Dataset records
|---|

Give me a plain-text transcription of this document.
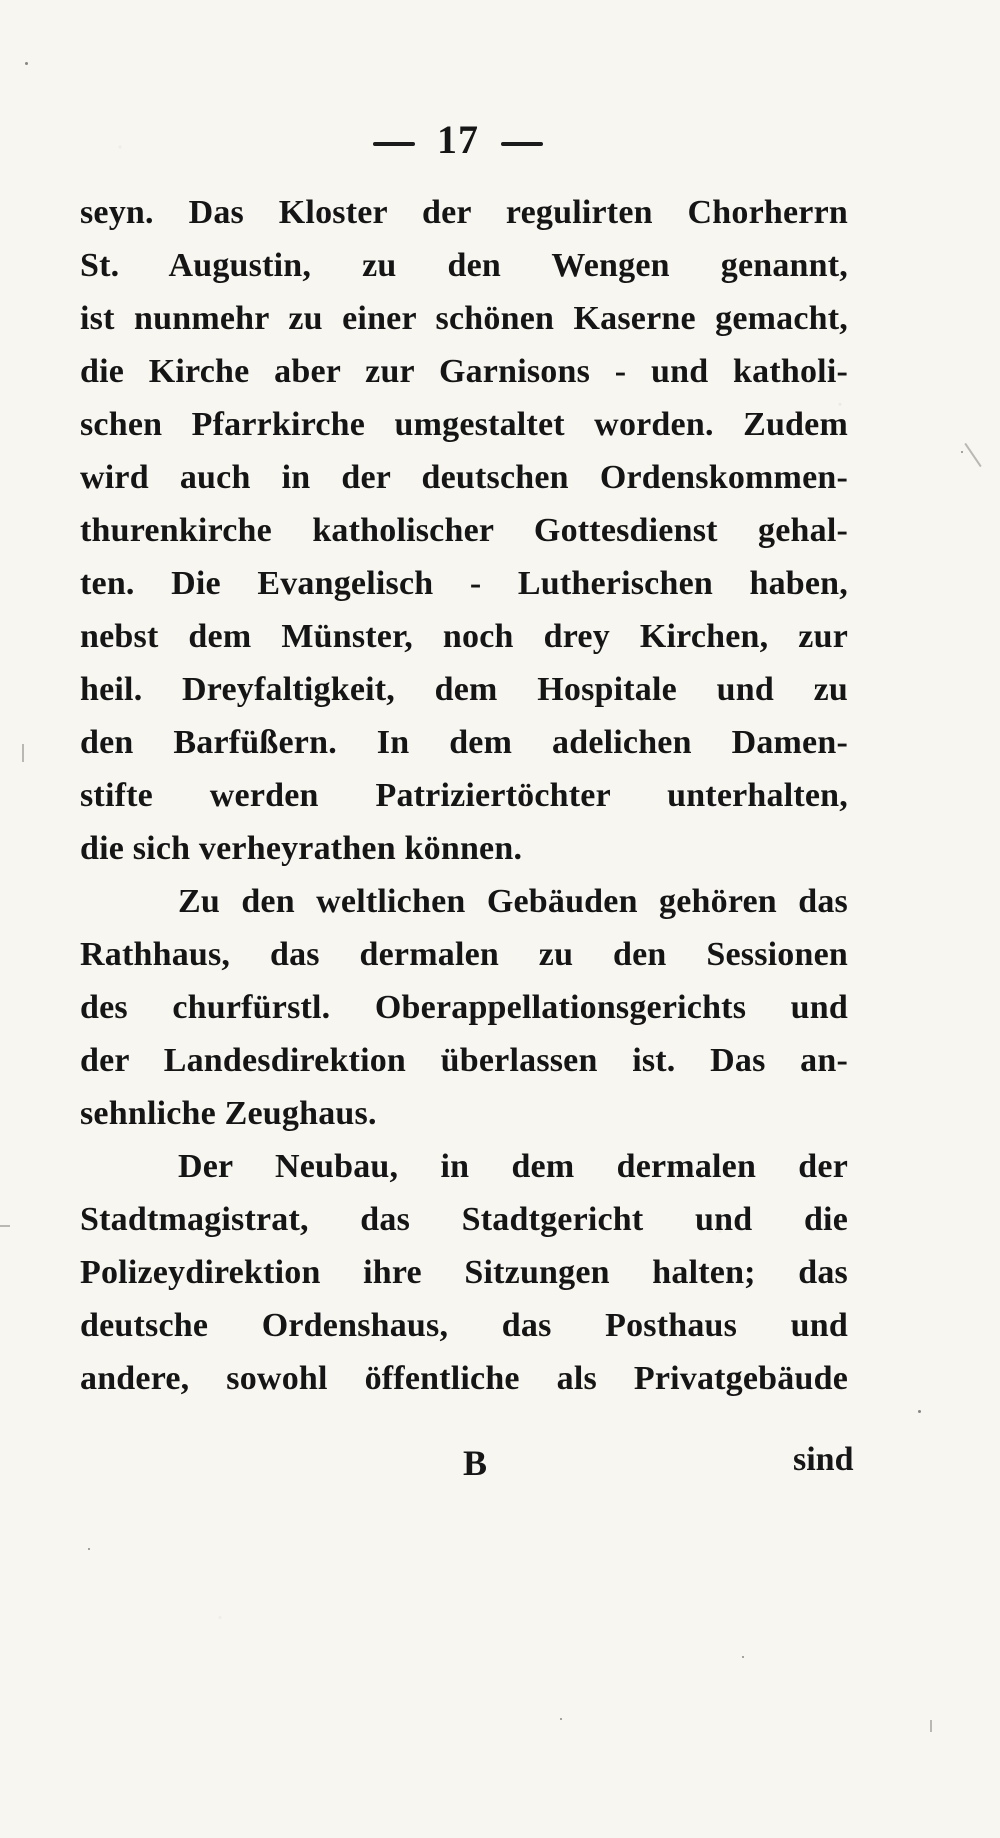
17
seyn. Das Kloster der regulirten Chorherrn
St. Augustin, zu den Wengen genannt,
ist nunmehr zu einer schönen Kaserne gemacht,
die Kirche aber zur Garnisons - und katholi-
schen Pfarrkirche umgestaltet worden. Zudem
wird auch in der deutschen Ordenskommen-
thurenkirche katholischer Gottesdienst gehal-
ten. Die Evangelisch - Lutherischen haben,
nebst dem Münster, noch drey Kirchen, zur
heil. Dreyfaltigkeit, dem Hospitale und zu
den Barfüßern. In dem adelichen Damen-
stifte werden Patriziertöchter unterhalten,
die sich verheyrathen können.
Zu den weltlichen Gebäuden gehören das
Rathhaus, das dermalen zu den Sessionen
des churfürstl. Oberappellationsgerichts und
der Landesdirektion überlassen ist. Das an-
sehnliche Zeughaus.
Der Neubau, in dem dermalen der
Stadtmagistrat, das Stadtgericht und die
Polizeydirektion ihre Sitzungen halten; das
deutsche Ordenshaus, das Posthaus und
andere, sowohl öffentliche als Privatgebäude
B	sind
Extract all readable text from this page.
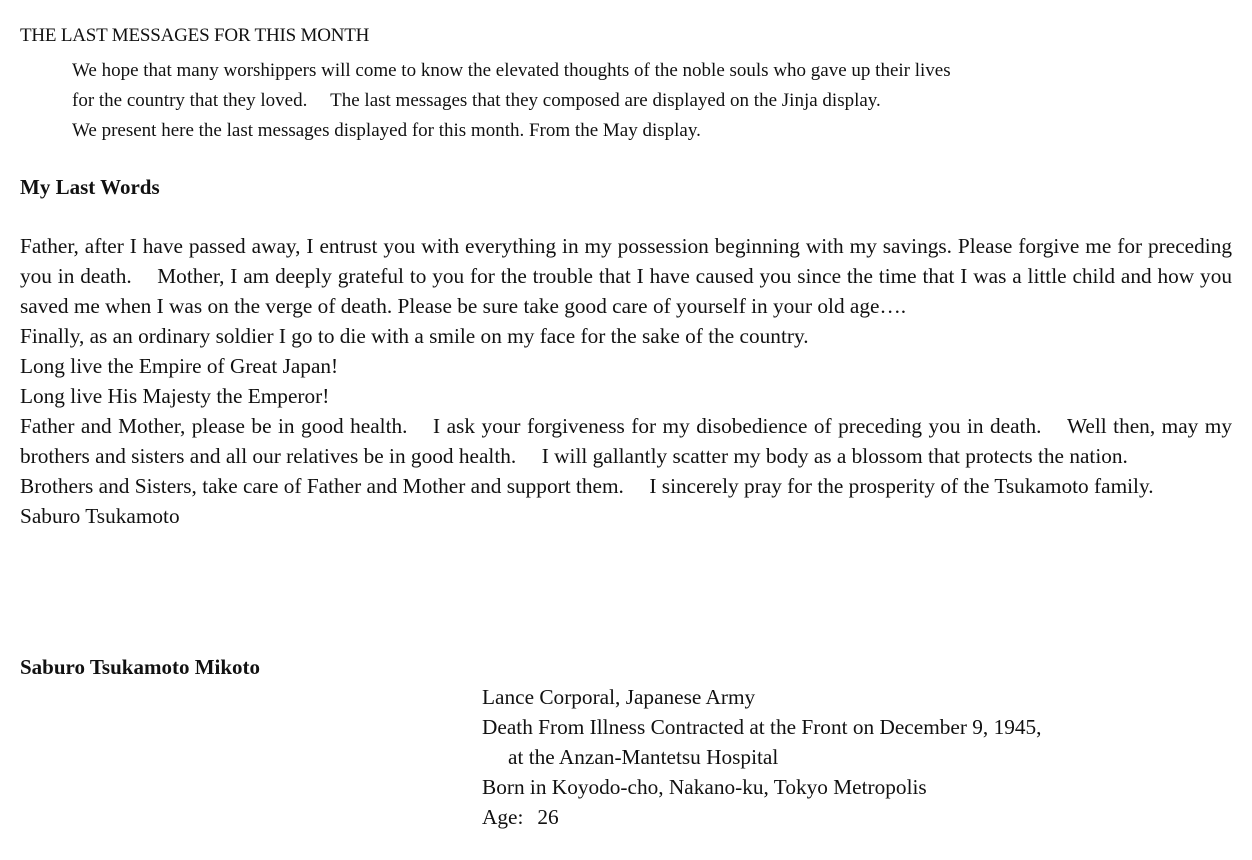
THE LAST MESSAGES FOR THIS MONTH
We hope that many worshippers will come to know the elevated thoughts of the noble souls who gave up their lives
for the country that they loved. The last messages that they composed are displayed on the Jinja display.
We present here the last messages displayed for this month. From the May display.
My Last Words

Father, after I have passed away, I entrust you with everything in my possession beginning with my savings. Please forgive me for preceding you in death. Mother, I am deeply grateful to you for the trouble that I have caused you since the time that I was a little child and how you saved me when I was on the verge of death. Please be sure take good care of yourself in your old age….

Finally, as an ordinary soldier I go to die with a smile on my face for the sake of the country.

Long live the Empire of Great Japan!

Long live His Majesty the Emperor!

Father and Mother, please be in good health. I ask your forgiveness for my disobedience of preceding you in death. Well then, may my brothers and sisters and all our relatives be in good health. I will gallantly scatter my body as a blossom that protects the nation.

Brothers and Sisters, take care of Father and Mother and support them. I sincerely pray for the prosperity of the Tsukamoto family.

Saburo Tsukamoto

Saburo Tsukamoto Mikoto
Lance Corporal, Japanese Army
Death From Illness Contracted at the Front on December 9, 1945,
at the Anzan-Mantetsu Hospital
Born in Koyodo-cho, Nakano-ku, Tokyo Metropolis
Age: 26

|---|

→ **Prompt**
Keep only those lines of the records that hold "text", and return them.

→ **Result below**
Give me a plain-text transcription of this document.
Extract all readable text from this page.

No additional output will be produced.